▶ Task description
Within the records below, find each line that holds the string "Actividades", then copy it.

[Start of Data]

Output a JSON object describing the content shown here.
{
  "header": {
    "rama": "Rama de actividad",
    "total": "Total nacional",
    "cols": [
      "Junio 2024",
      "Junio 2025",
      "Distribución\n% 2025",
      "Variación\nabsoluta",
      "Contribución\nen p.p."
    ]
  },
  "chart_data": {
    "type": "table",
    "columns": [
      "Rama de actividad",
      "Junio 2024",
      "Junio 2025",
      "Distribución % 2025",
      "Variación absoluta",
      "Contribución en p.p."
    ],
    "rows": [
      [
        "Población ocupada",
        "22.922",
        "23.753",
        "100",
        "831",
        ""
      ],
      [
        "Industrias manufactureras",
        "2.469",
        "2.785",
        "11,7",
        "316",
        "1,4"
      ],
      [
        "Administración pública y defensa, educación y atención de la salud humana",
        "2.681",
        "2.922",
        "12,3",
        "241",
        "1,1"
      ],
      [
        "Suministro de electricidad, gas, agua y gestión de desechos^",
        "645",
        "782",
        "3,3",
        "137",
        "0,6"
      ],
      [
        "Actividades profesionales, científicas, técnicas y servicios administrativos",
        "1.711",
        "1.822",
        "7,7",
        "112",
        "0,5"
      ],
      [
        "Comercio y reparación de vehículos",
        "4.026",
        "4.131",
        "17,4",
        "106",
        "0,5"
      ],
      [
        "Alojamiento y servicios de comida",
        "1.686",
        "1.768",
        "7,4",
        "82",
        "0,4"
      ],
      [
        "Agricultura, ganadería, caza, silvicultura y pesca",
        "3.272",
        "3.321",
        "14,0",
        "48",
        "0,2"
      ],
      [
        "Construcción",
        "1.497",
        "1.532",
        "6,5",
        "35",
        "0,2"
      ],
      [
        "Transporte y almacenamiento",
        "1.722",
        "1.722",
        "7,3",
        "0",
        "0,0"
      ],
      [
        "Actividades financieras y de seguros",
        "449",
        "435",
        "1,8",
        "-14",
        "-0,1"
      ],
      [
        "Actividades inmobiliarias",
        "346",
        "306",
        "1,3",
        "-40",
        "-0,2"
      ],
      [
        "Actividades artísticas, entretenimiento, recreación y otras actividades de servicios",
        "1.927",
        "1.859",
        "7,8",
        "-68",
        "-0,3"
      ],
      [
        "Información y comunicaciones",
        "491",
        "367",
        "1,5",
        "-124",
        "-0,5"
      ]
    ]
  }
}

[End of Data]

▶ Task solution
        "Actividades profesionales, científicas, técnicas y servicios administrativos",
        "Actividades financieras y de seguros",
        "Actividades inmobiliarias",
        "Actividades artísticas, entretenimiento, recreación y otras actividades de servicios",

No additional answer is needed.